→ Data extract:
----

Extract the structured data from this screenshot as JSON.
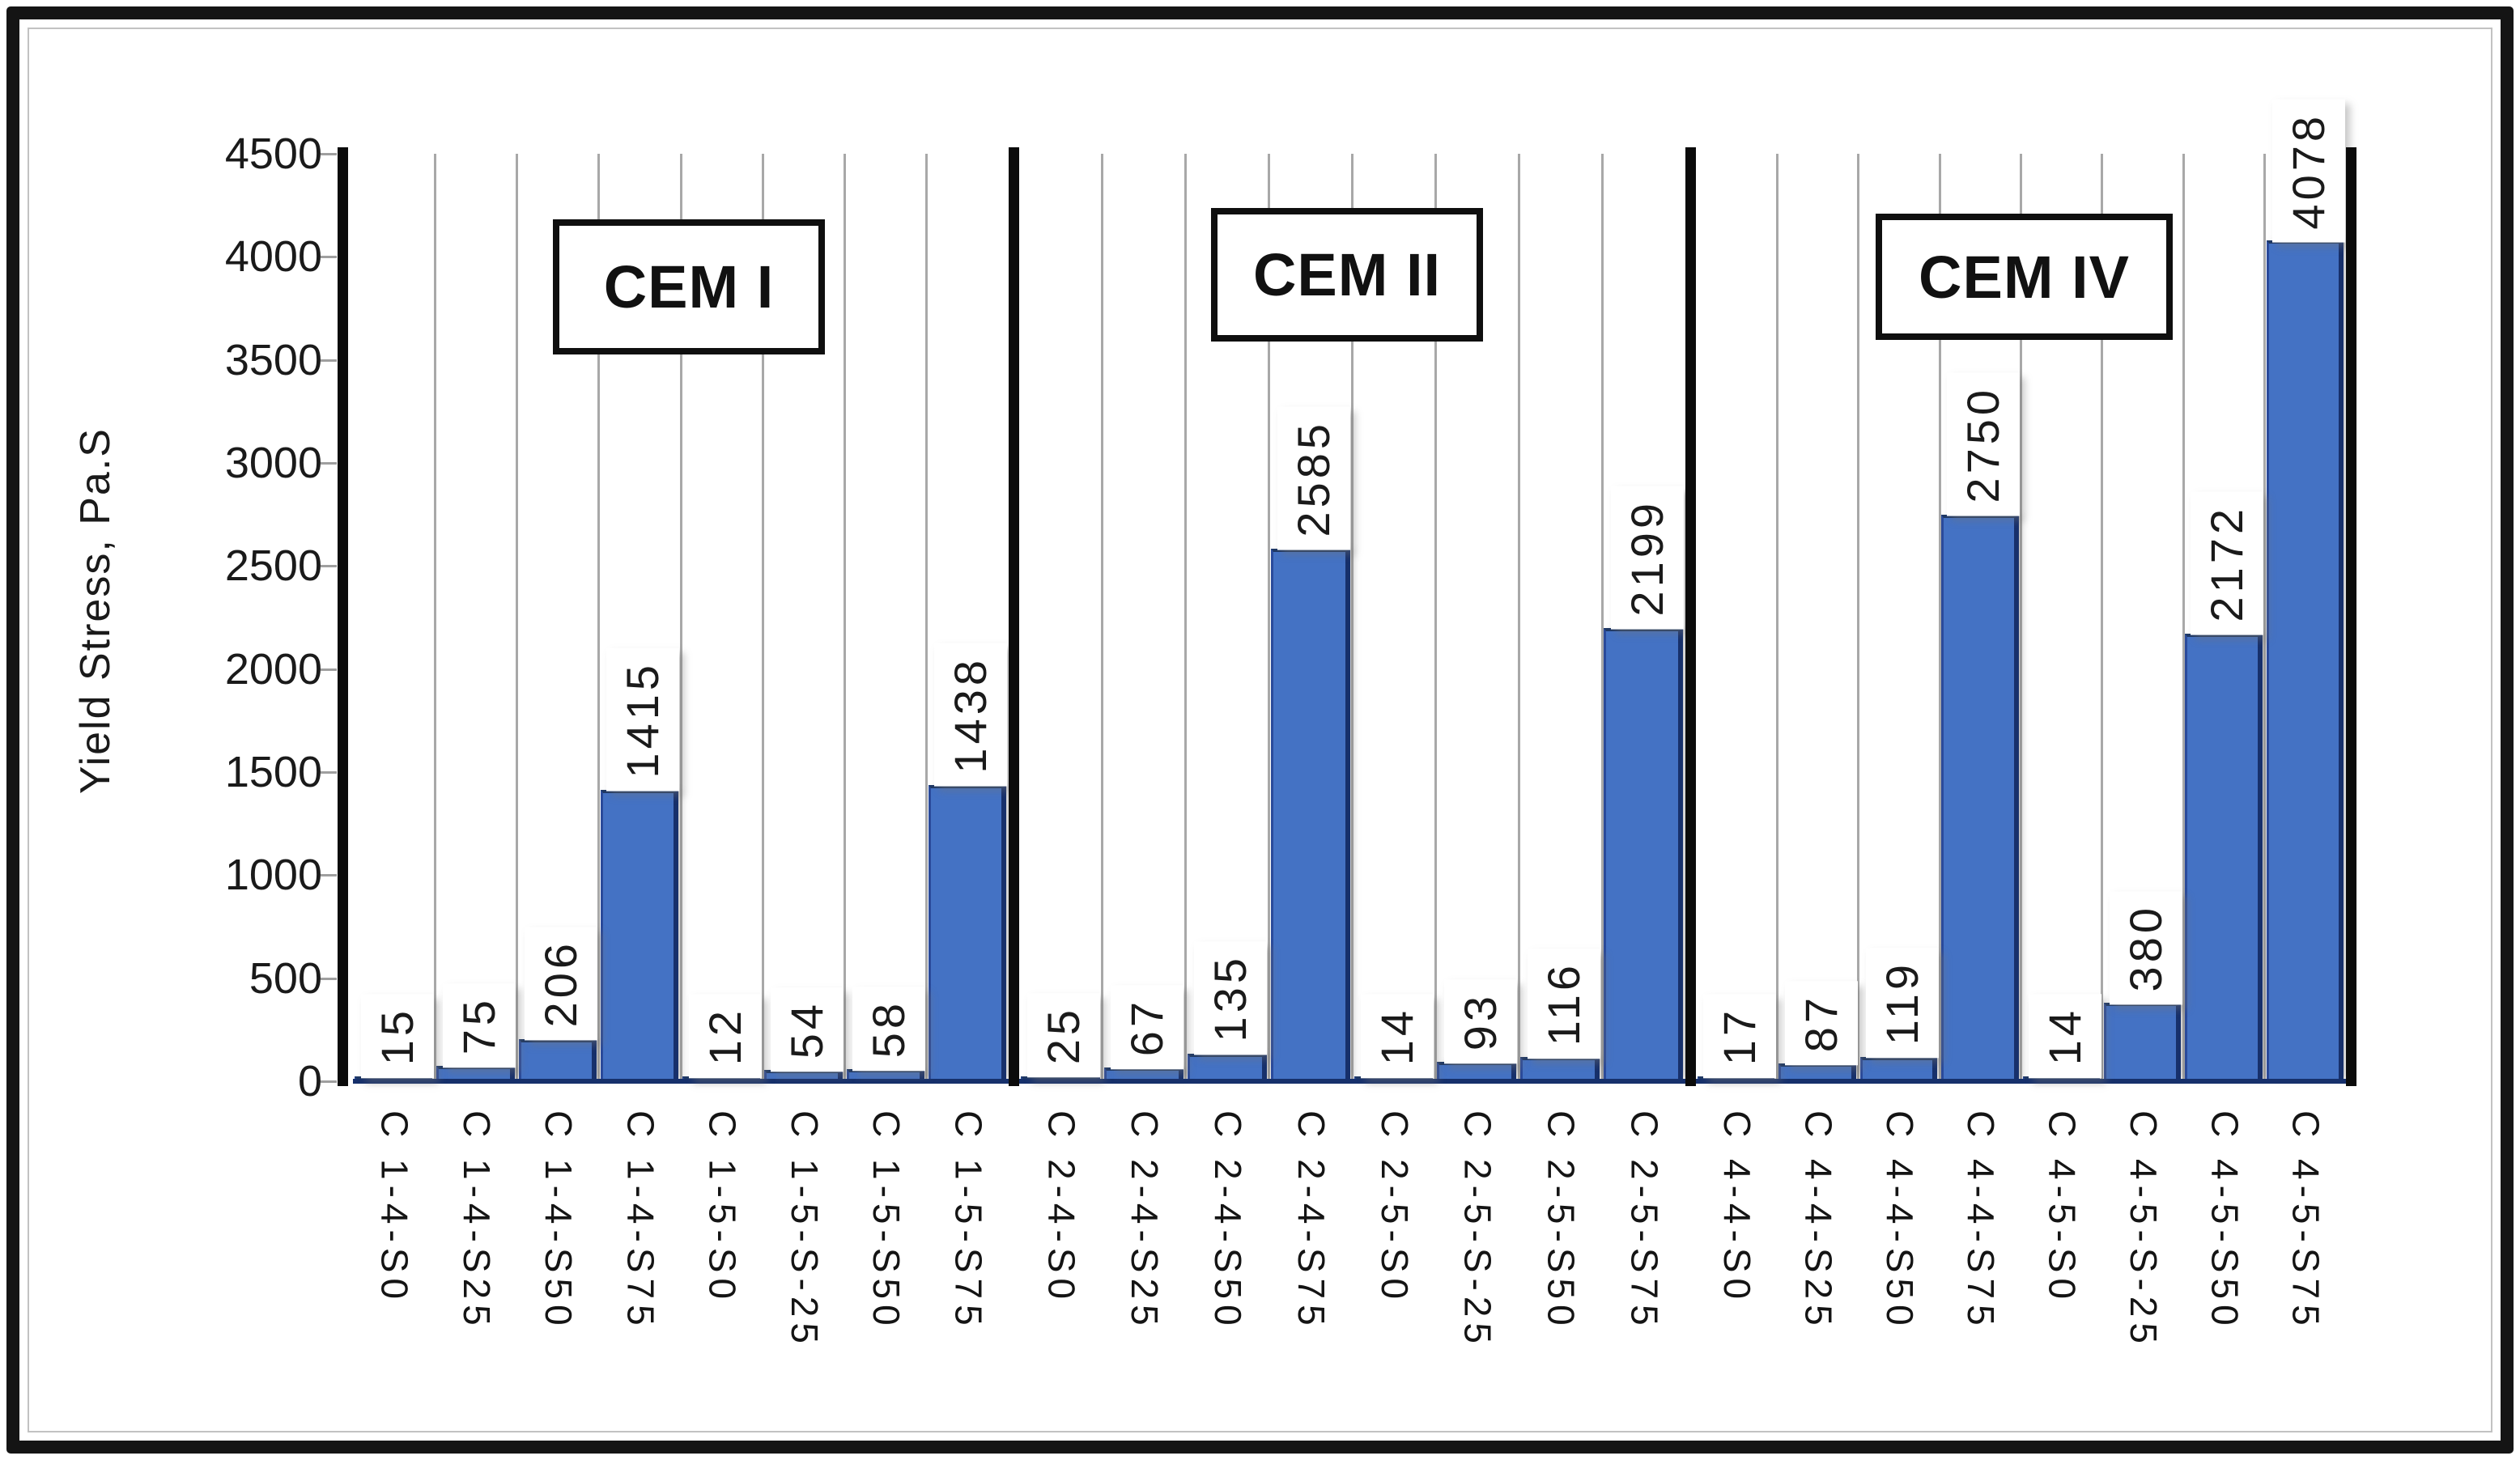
{
  "chart_data": {
    "type": "bar",
    "title": "",
    "ylabel": "Yield Stress, Pa.S",
    "xlabel": "",
    "ylim": [
      0,
      4500
    ],
    "ytick_step": 500,
    "yticks": [
      0,
      500,
      1000,
      1500,
      2000,
      2500,
      3000,
      3500,
      4000,
      4500
    ],
    "grid": "vertical category separator lines only",
    "legend": "none",
    "bar_color": "#4472C4",
    "bar_edge_color": "#1F3864",
    "gridline_color": "#A8A8A8",
    "frame_color": "#141414",
    "groups": [
      {
        "name": "CEM I",
        "categories": [
          "C 1-4-S0",
          "C 1-4-S25",
          "C 1-4-S50",
          "C 1-4-S75",
          "C 1-5-S0",
          "C 1-5-S-25",
          "C 1-5-S50",
          "C 1-5-S75"
        ],
        "values": [
          15,
          75,
          206,
          1415,
          12,
          54,
          58,
          1438
        ]
      },
      {
        "name": "CEM II",
        "categories": [
          "C 2-4-S0",
          "C 2-4-S25",
          "C 2-4-S50",
          "C 2-4-S75",
          "C 2-5-S0",
          "C 2-5-S-25",
          "C 2-5-S50",
          "C 2-5-S75"
        ],
        "values": [
          25,
          67,
          135,
          2585,
          14,
          93,
          116,
          2199
        ]
      },
      {
        "name": "CEM IV",
        "categories": [
          "C 4-4-S0",
          "C 4-4-S25",
          "C 4-4-S50",
          "C 4-4-S75",
          "C 4-5-S0",
          "C 4-5-S-25",
          "C 4-5-S50",
          "C 4-5-S75"
        ],
        "values": [
          17,
          87,
          119,
          2750,
          14,
          380,
          2172,
          4078
        ]
      }
    ]
  }
}
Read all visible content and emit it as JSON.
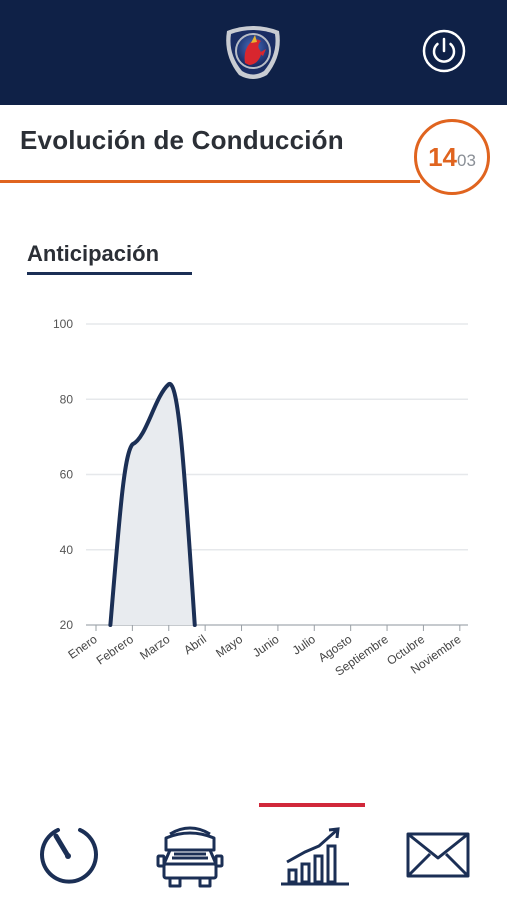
{
  "header": {
    "logo_icon": "scania-griffin-logo",
    "power_icon": "power-icon",
    "background_color": "#0f2147"
  },
  "title_row": {
    "title": "Evolución de Conducción",
    "date_day": "14",
    "date_month": "03",
    "accent_color": "#e0641f"
  },
  "section": {
    "title": "Anticipación"
  },
  "chart_data": {
    "type": "area",
    "title": "Anticipación",
    "xlabel": "",
    "ylabel": "",
    "categories": [
      "Enero",
      "Febrero",
      "Marzo",
      "Abril",
      "Mayo",
      "Junio",
      "Julio",
      "Agosto",
      "Septiembre",
      "Octubre",
      "Noviembre"
    ],
    "series": [
      {
        "values": [
          null,
          68,
          84,
          null,
          null,
          null,
          null,
          null,
          null,
          null,
          null
        ]
      }
    ],
    "y_ticks": [
      20,
      40,
      60,
      80,
      100
    ],
    "ylim": [
      20,
      100
    ],
    "grid": true,
    "line_color": "#1b2f55",
    "fill_color": "#e8ebef"
  },
  "bottom_nav": {
    "active_index": 2,
    "indicator_color": "#d1283a",
    "items": [
      {
        "icon": "speedometer-icon"
      },
      {
        "icon": "truck-icon"
      },
      {
        "icon": "chart-growth-icon"
      },
      {
        "icon": "mail-icon"
      }
    ]
  }
}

----

→ Your goal:
Leave out the pictures and reproduce the rest of the listing exactly.

→ Final answer:
Extract the structured data from this screenshot as JSON.
{
  "chart_data": {
    "type": "bar",
    "title": "",
    "ylabel": "Yield Stress, Pa.S",
    "xlabel": "",
    "ylim": [
      0,
      4500
    ],
    "ytick_step": 500,
    "yticks": [
      0,
      500,
      1000,
      1500,
      2000,
      2500,
      3000,
      3500,
      4000,
      4500
    ],
    "grid": "vertical category separator lines only",
    "legend": "none",
    "bar_color": "#4472C4",
    "bar_edge_color": "#1F3864",
    "gridline_color": "#A8A8A8",
    "frame_color": "#141414",
    "groups": [
      {
        "name": "CEM I",
        "categories": [
          "C 1-4-S0",
          "C 1-4-S25",
          "C 1-4-S50",
          "C 1-4-S75",
          "C 1-5-S0",
          "C 1-5-S-25",
          "C 1-5-S50",
          "C 1-5-S75"
        ],
        "values": [
          15,
          75,
          206,
          1415,
          12,
          54,
          58,
          1438
        ]
      },
      {
        "name": "CEM II",
        "categories": [
          "C 2-4-S0",
          "C 2-4-S25",
          "C 2-4-S50",
          "C 2-4-S75",
          "C 2-5-S0",
          "C 2-5-S-25",
          "C 2-5-S50",
          "C 2-5-S75"
        ],
        "values": [
          25,
          67,
          135,
          2585,
          14,
          93,
          116,
          2199
        ]
      },
      {
        "name": "CEM IV",
        "categories": [
          "C 4-4-S0",
          "C 4-4-S25",
          "C 4-4-S50",
          "C 4-4-S75",
          "C 4-5-S0",
          "C 4-5-S-25",
          "C 4-5-S50",
          "C 4-5-S75"
        ],
        "values": [
          17,
          87,
          119,
          2750,
          14,
          380,
          2172,
          4078
        ]
      }
    ]
  }
}
Read all visible content and emit it as JSON.
{
  "header": {
    "logo_icon": "scania-griffin-logo",
    "power_icon": "power-icon",
    "background_color": "#0f2147"
  },
  "title_row": {
    "title": "Evolución de Conducción",
    "date_day": "14",
    "date_month": "03",
    "accent_color": "#e0641f"
  },
  "section": {
    "title": "Anticipación"
  },
  "chart_data": {
    "type": "area",
    "title": "Anticipación",
    "xlabel": "",
    "ylabel": "",
    "categories": [
      "Enero",
      "Febrero",
      "Marzo",
      "Abril",
      "Mayo",
      "Junio",
      "Julio",
      "Agosto",
      "Septiembre",
      "Octubre",
      "Noviembre"
    ],
    "series": [
      {
        "values": [
          null,
          68,
          84,
          null,
          null,
          null,
          null,
          null,
          null,
          null,
          null
        ]
      }
    ],
    "y_ticks": [
      20,
      40,
      60,
      80,
      100
    ],
    "ylim": [
      20,
      100
    ],
    "grid": true,
    "line_color": "#1b2f55",
    "fill_color": "#e8ebef"
  },
  "bottom_nav": {
    "active_index": 2,
    "indicator_color": "#d1283a",
    "items": [
      {
        "icon": "speedometer-icon"
      },
      {
        "icon": "truck-icon"
      },
      {
        "icon": "chart-growth-icon"
      },
      {
        "icon": "mail-icon"
      }
    ]
  }
}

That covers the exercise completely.